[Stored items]
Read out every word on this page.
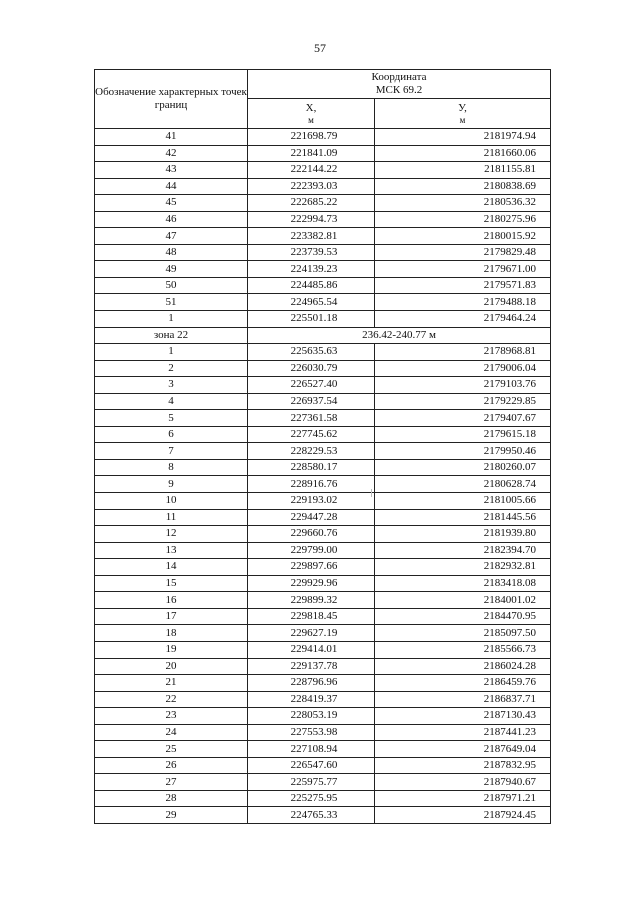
57
Обозначение характерных точек границ	Координата
МСК 69.2	

	X,
м	У,
м

41	221698.79	2181974.94
42	221841.09	2181660.06
43	222144.22	2181155.81
44	222393.03	2180838.69
45	222685.22	2180536.32
46	222994.73	2180275.96
47	223382.81	2180015.92
48	223739.53	2179829.48
49	224139.23	2179671.00
50	224485.86	2179571.83
51	224965.54	2179488.18
1	225501.18	2179464.24
зона 22	236.42-240.77 м	
1	225635.63	2178968.81
2	226030.79	2179006.04
3	226527.40	2179103.76
4	226937.54	2179229.85
5	227361.58	2179407.67
6	227745.62	2179615.18
7	228229.53	2179950.46
8	228580.17	2180260.07
9	228916.76	2180628.74
10	229193.02	2181005.66
11	229447.28	2181445.56
12	229660.76	2181939.80
13	229799.00	2182394.70
14	229897.66	2182932.81
15	229929.96	2183418.08
16	229899.32	2184001.02
17	229818.45	2184470.95
18	229627.19	2185097.50
19	229414.01	2185566.73
20	229137.78	2186024.28
21	228796.96	2186459.76
22	228419.37	2186837.71
23	228053.19	2187130.43
24	227553.98	2187441.23
25	227108.94	2187649.04
26	226547.60	2187832.95
27	225975.77	2187940.67
28	225275.95	2187971.21
29	224765.33	2187924.45
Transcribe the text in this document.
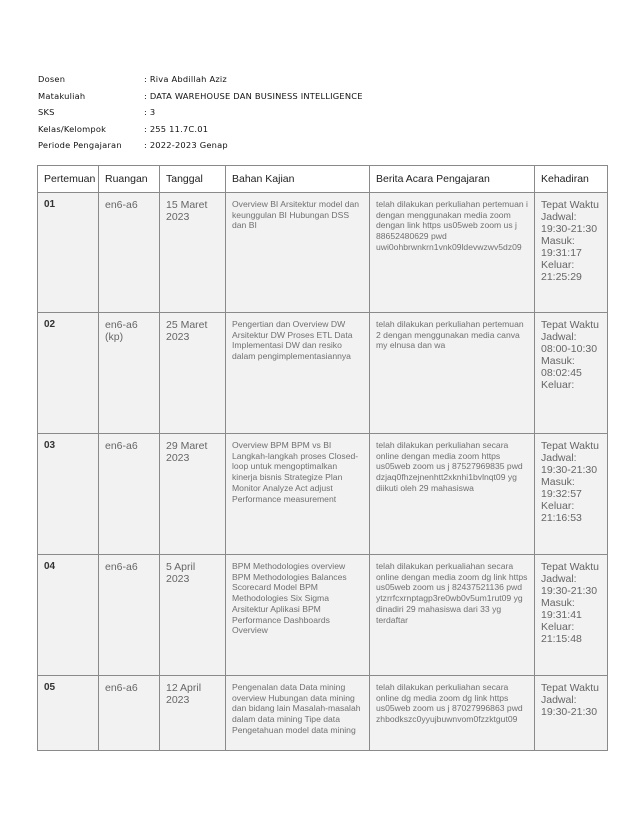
Dosen	: Riva Abdillah Aziz
Matakuliah	: DATA WAREHOUSE DAN BUSINESS INTELLIGENCE
SKS	: 3
Kelas/Kelompok	: 255 11.7C.01
Periode Pengajaran	: 2022-2023 Genap
Pertemuan	Ruangan	Tanggal	Bahan Kajian	Berita Acara Pengajaran	Kehadiran
01	en6-a6	15 Maret 2023	Overview BI Arsitektur model dan keunggulan BI Hubungan DSS dan BI	telah dilakukan perkuliahan pertemuan i dengan menggunakan media zoom dengan link https us05web zoom us j 88652480629 pwd uwi0ohbrwnkrn1vnk09ldevwzwv5dz09	Tepat Waktu Jadwal: 19:30-21:30 Masuk: 19:31:17 Keluar: 21:25:29
02	en6-a6 (kp)	25 Maret 2023	Pengertian dan Overview DW Arsitektur DW Proses ETL Data Implementasi DW dan resiko dalam pengimplementasiannya	telah dilakukan perkuliahan pertemuan 2 dengan menggunakan media canva my elnusa dan wa	Tepat Waktu Jadwal: 08:00-10:30 Masuk: 08:02:45 Keluar:
03	en6-a6	29 Maret 2023	Overview BPM BPM vs BI Langkah-langkah proses Closed-loop untuk mengoptimalkan kinerja bisnis Strategize Plan Monitor Analyze Act adjust Performance measurement	telah dilakukan perkuliahan secara online dengan media zoom https us05web zoom us j 87527969835 pwd dzjaq0fhzejnenhtt2xknhi1bvlnqt09 yg diikuti oleh 29 mahasiswa	Tepat Waktu Jadwal: 19:30-21:30 Masuk: 19:32:57 Keluar: 21:16:53
04	en6-a6	5 April 2023	BPM Methodologies overview BPM Methodologies Balances Scorecard Model BPM Methodologies Six Sigma Arsitektur Aplikasi BPM Performance Dashboards Overview	telah dilakukan perkualiahan secara online dengan media zoom dg link https us05web zoom us j 82437521136 pwd ytzrrfcxrnptagp3re0wb0v5um1rut09 yg dinadiri 29 mahasiswa dari 33 yg terdaftar	Tepat Waktu Jadwal: 19:30-21:30 Masuk: 19:31:41 Keluar: 21:15:48
05	en6-a6	12 April 2023	Pengenalan data Data mining overview Hubungan data mining dan bidang lain Masalah-masalah dalam data mining Tipe data Pengetahuan model data mining	telah dilakukan perkuliahan secara online dg media zoom dg link https us05web zoom us j 87027996863 pwd zhbodkszc0yyujbuwnvom0fzzktgut09	Tepat Waktu Jadwal: 19:30-21:30
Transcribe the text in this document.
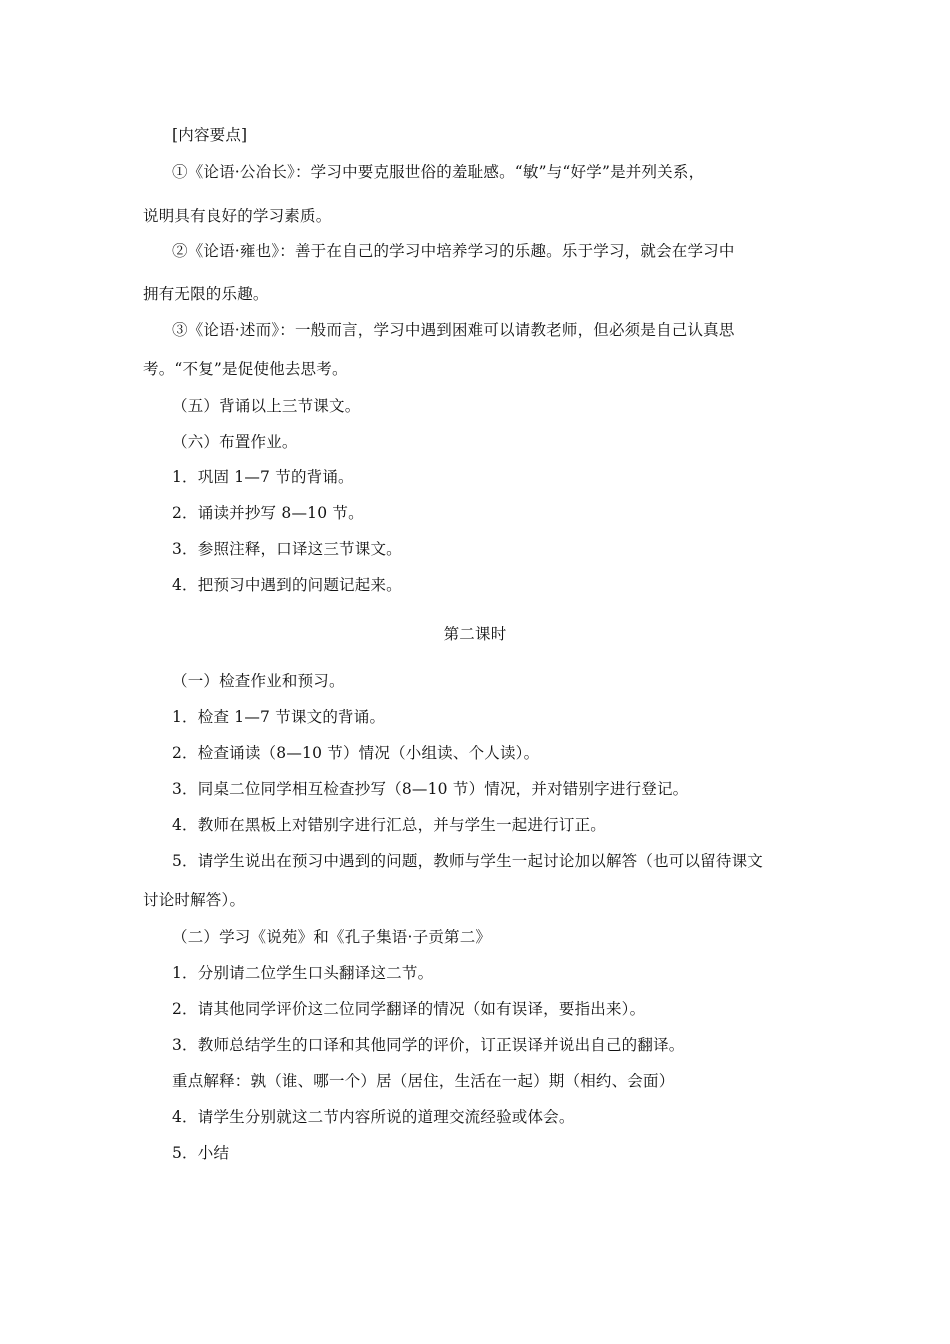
[内容要点]
①《论语·公冶长》：学习中要克服世俗的羞耻感。“敏”与“好学”是并列关系，
说明具有良好的学习素质。
②《论语·雍也》：善于在自己的学习中培养学习的乐趣。乐于学习，就会在学习中
拥有无限的乐趣。
③《论语·述而》：一般而言，学习中遇到困难可以请教老师，但必须是自己认真思
考。“不复”是促使他去思考。
（五）背诵以上三节课文。
（六）布置作业。
1．巩固 1—7 节的背诵。
2．诵读并抄写 8—10 节。
3．参照注释，口译这三节课文。
4．把预习中遇到的问题记起来。
第二课时
（一）检查作业和预习。
1．检查 1—7 节课文的背诵。
2．检查诵读（8—10 节）情况（小组读、个人读）。
3．同桌二位同学相互检查抄写（8—10 节）情况，并对错别字进行登记。
4．教师在黑板上对错别字进行汇总，并与学生一起进行订正。
5．请学生说出在预习中遇到的问题，教师与学生一起讨论加以解答（也可以留待课文
讨论时解答）。
（二）学习《说苑》和《孔子集语·子贡第二》
1．分别请二位学生口头翻译这二节。
2．请其他同学评价这二位同学翻译的情况（如有误译，要指出来）。
3．教师总结学生的口译和其他同学的评价，订正误译并说出自己的翻译。
重点解释：孰（谁、哪一个）居（居住，生活在一起）期（相约、会面）
4．请学生分别就这二节内容所说的道理交流经验或体会。
5．小结
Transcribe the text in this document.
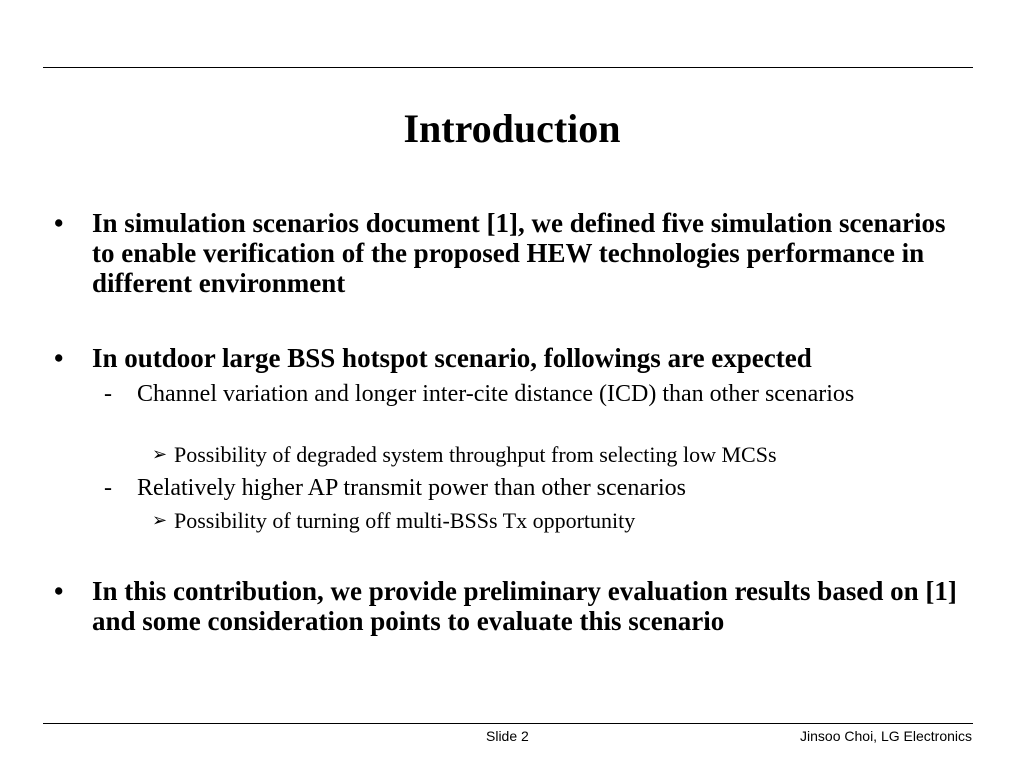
Introduction
•	In simulation scenarios document [1], we defined five simulation scenarios to enable verification of the proposed HEW technologies performance in different environment
•	In outdoor large BSS hotspot scenario, followings are expected
- Channel variation and longer inter-cite distance (ICD) than other scenarios
➢ Possibility of degraded system throughput from selecting low MCSs
- Relatively higher AP transmit power than other scenarios
➢ Possibility of turning off multi-BSSs Tx opportunity
•	In this contribution, we provide preliminary evaluation results based on [1] and some consideration points to evaluate this scenario
Slide 2	Jinsoo Choi, LG Electronics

* **INSTRUCTIONS TO FOLLOW**:
Omit every picture, then repeat the remaining data exactly as it appears above.

* **TASK ANSWER**:
Read out every word on this page.
57
Обозначение характерных точек границ	Координата
МСК 69.2	

	X,
м	У,
м

41	221698.79	2181974.94
42	221841.09	2181660.06
43	222144.22	2181155.81
44	222393.03	2180838.69
45	222685.22	2180536.32
46	222994.73	2180275.96
47	223382.81	2180015.92
48	223739.53	2179829.48
49	224139.23	2179671.00
50	224485.86	2179571.83
51	224965.54	2179488.18
1	225501.18	2179464.24
зона 22	236.42-240.77 м	
1	225635.63	2178968.81
2	226030.79	2179006.04
3	226527.40	2179103.76
4	226937.54	2179229.85
5	227361.58	2179407.67
6	227745.62	2179615.18
7	228229.53	2179950.46
8	228580.17	2180260.07
9	228916.76	2180628.74
10	229193.02	2181005.66
11	229447.28	2181445.56
12	229660.76	2181939.80
13	229799.00	2182394.70
14	229897.66	2182932.81
15	229929.96	2183418.08
16	229899.32	2184001.02
17	229818.45	2184470.95
18	229627.19	2185097.50
19	229414.01	2185566.73
20	229137.78	2186024.28
21	228796.96	2186459.76
22	228419.37	2186837.71
23	228053.19	2187130.43
24	227553.98	2187441.23
25	227108.94	2187649.04
26	226547.60	2187832.95
27	225975.77	2187940.67
28	225275.95	2187971.21
29	224765.33	2187924.45
Transcribe the text in this document.
Dosen	: Riva Abdillah Aziz
Matakuliah	: DATA WAREHOUSE DAN BUSINESS INTELLIGENCE
SKS	: 3
Kelas/Kelompok	: 255 11.7C.01
Periode Pengajaran	: 2022-2023 Genap
Pertemuan	Ruangan	Tanggal	Bahan Kajian	Berita Acara Pengajaran	Kehadiran
01	en6-a6	15 Maret 2023	Overview BI Arsitektur model dan keunggulan BI Hubungan DSS dan BI	telah dilakukan perkuliahan pertemuan i dengan menggunakan media zoom dengan link https us05web zoom us j 88652480629 pwd uwi0ohbrwnkrn1vnk09ldevwzwv5dz09	Tepat Waktu Jadwal: 19:30-21:30 Masuk: 19:31:17 Keluar: 21:25:29
02	en6-a6 (kp)	25 Maret 2023	Pengertian dan Overview DW Arsitektur DW Proses ETL Data Implementasi DW dan resiko dalam pengimplementasiannya	telah dilakukan perkuliahan pertemuan 2 dengan menggunakan media canva my elnusa dan wa	Tepat Waktu Jadwal: 08:00-10:30 Masuk: 08:02:45 Keluar:
03	en6-a6	29 Maret 2023	Overview BPM BPM vs BI Langkah-langkah proses Closed-loop untuk mengoptimalkan kinerja bisnis Strategize Plan Monitor Analyze Act adjust Performance measurement	telah dilakukan perkuliahan secara online dengan media zoom https us05web zoom us j 87527969835 pwd dzjaq0fhzejnenhtt2xknhi1bvlnqt09 yg diikuti oleh 29 mahasiswa	Tepat Waktu Jadwal: 19:30-21:30 Masuk: 19:32:57 Keluar: 21:16:53
04	en6-a6	5 April 2023	BPM Methodologies overview BPM Methodologies Balances Scorecard Model BPM Methodologies Six Sigma Arsitektur Aplikasi BPM Performance Dashboards Overview	telah dilakukan perkualiahan secara online dengan media zoom dg link https us05web zoom us j 82437521136 pwd ytzrrfcxrnptagp3re0wb0v5um1rut09 yg dinadiri 29 mahasiswa dari 33 yg terdaftar	Tepat Waktu Jadwal: 19:30-21:30 Masuk: 19:31:41 Keluar: 21:15:48
05	en6-a6	12 April 2023	Pengenalan data Data mining overview Hubungan data mining dan bidang lain Masalah-masalah dalam data mining Tipe data Pengetahuan model data mining	telah dilakukan perkuliahan secara online dg media zoom dg link https us05web zoom us j 87027996863 pwd zhbodkszc0yyujbuwnvom0fzzktgut09	Tepat Waktu Jadwal: 19:30-21:30
Transcribe the text in this document.
[内容要点]
①《论语·公冶长》：学习中要克服世俗的羞耻感。“敏”与“好学”是并列关系，
说明具有良好的学习素质。
②《论语·雍也》：善于在自己的学习中培养学习的乐趣。乐于学习，就会在学习中
拥有无限的乐趣。
③《论语·述而》：一般而言，学习中遇到困难可以请教老师，但必须是自己认真思
考。“不复”是促使他去思考。
（五）背诵以上三节课文。
（六）布置作业。
1．巩固 1—7 节的背诵。
2．诵读并抄写 8—10 节。
3．参照注释，口译这三节课文。
4．把预习中遇到的问题记起来。
第二课时
（一）检查作业和预习。
1．检查 1—7 节课文的背诵。
2．检查诵读（8—10 节）情况（小组读、个人读）。
3．同桌二位同学相互检查抄写（8—10 节）情况，并对错别字进行登记。
4．教师在黑板上对错别字进行汇总，并与学生一起进行订正。
5．请学生说出在预习中遇到的问题，教师与学生一起讨论加以解答（也可以留待课文
讨论时解答）。
（二）学习《说苑》和《孔子集语·子贡第二》
1．分别请二位学生口头翻译这二节。
2．请其他同学评价这二位同学翻译的情况（如有误译，要指出来）。
3．教师总结学生的口译和其他同学的评价，订正误译并说出自己的翻译。
重点解释：孰（谁、哪一个）居（居住，生活在一起）期（相约、会面）
4．请学生分别就这二节内容所说的道理交流经验或体会。
5．小结
Transcribe the text in this document.
Introduction
•	In simulation scenarios document [1], we defined five simulation scenarios to enable verification of the proposed HEW technologies performance in different environment
•	In outdoor large BSS hotspot scenario, followings are expected
- Channel variation and longer inter-cite distance (ICD) than other scenarios
➢ Possibility of degraded system throughput from selecting low MCSs
- Relatively higher AP transmit power than other scenarios
➢ Possibility of turning off multi-BSSs Tx opportunity
•	In this contribution, we provide preliminary evaluation results based on [1] and some consideration points to evaluate this scenario
Slide 2	Jinsoo Choi, LG Electronics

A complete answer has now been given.